- DIRECTIONS:
Each line of the listing that contains the word "this" is to be copied.

- EXTRACTED ENTRIES:
§ §
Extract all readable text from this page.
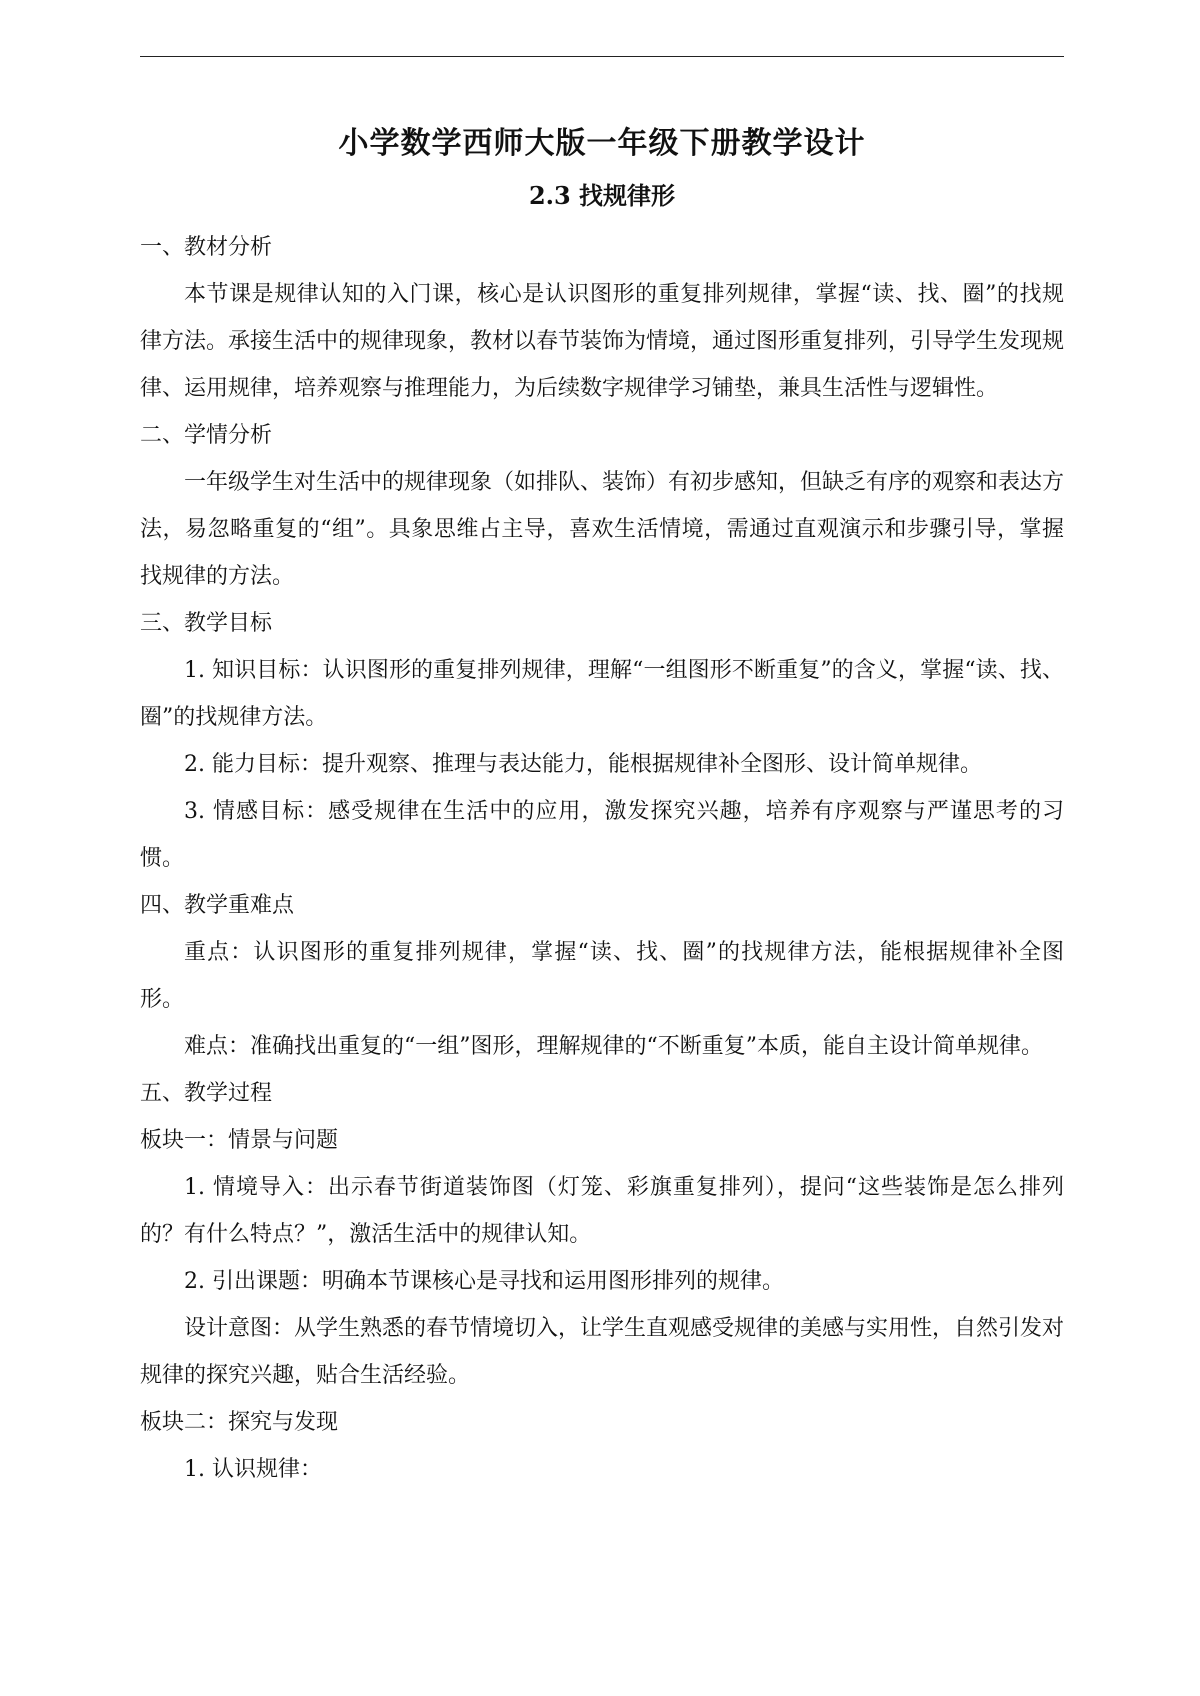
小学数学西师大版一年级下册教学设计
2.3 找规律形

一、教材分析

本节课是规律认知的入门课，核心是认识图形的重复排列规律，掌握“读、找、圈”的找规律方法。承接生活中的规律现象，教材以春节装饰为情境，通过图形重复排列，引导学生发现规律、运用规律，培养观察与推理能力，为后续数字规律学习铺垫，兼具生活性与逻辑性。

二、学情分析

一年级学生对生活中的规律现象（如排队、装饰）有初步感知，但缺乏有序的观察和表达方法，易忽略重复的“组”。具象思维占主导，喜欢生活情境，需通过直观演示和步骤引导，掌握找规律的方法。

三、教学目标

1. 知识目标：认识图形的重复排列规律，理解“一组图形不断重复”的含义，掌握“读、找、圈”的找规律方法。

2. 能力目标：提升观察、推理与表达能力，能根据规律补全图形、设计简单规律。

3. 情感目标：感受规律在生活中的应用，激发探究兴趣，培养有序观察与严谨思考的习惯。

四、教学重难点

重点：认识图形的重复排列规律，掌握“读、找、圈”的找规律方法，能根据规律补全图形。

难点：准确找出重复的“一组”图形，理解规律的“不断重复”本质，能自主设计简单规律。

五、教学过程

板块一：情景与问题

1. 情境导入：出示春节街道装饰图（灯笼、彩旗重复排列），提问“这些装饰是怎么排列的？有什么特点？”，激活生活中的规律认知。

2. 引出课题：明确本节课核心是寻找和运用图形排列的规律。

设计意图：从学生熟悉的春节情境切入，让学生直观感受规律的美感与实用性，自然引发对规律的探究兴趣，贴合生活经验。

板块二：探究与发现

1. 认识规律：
§ §
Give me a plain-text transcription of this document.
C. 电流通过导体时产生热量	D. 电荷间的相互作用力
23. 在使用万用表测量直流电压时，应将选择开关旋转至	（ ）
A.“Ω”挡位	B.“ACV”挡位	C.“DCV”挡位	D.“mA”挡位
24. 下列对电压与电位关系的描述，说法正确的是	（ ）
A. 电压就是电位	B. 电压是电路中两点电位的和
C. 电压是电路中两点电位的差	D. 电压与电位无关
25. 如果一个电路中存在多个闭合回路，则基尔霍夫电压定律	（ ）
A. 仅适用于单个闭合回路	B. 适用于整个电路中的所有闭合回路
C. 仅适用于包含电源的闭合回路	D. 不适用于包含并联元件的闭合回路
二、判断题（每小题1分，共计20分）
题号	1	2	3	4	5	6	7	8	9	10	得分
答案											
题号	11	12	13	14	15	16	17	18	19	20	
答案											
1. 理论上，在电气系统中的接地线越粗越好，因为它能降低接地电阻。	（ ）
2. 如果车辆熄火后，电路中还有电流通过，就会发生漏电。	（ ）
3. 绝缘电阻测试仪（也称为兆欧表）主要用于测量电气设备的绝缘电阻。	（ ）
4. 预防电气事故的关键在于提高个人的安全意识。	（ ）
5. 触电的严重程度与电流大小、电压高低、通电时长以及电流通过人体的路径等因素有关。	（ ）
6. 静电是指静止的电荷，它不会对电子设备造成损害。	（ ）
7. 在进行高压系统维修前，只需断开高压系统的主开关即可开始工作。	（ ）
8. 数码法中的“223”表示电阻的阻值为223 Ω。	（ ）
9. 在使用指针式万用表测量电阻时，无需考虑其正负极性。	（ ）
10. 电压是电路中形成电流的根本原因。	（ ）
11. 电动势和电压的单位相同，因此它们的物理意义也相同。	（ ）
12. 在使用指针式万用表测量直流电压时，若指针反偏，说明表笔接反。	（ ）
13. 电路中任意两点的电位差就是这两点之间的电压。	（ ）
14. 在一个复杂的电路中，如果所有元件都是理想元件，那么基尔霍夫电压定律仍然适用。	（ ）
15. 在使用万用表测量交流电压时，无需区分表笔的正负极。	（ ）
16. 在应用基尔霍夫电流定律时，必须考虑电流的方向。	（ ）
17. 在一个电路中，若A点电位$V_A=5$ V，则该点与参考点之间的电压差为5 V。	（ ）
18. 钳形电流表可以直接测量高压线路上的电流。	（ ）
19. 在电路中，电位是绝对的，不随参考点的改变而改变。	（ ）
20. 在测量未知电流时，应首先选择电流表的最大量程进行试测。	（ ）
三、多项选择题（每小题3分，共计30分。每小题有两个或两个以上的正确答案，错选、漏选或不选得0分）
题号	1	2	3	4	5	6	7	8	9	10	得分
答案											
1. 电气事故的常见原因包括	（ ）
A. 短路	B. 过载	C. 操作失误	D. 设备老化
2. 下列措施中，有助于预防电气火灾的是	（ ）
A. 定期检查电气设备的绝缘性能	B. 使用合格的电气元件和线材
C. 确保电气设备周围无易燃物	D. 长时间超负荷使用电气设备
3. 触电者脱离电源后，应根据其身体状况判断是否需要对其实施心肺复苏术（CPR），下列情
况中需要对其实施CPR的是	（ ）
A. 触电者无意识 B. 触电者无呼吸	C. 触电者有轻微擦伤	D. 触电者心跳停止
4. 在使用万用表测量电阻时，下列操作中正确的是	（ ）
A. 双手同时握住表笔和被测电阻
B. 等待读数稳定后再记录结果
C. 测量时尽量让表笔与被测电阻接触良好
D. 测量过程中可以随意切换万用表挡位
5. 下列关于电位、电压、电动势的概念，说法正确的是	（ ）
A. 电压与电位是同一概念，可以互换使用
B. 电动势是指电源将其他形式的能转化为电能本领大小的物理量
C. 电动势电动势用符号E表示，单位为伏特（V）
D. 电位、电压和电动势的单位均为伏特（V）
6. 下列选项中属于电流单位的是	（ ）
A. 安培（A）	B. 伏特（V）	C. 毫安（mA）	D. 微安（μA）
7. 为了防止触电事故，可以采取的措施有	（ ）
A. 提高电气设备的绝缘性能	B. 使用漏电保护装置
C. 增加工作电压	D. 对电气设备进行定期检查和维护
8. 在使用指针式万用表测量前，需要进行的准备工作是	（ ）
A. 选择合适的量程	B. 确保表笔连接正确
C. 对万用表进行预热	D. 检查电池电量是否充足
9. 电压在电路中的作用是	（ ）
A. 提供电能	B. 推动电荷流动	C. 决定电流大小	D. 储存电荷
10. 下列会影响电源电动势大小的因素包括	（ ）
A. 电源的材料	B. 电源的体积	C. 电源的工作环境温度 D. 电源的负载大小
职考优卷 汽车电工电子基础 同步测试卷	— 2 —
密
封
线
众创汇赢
§ §
- CORRECT OUTPUT:
Extract all readable text from this page.
Give me a plain-text transcription of this document.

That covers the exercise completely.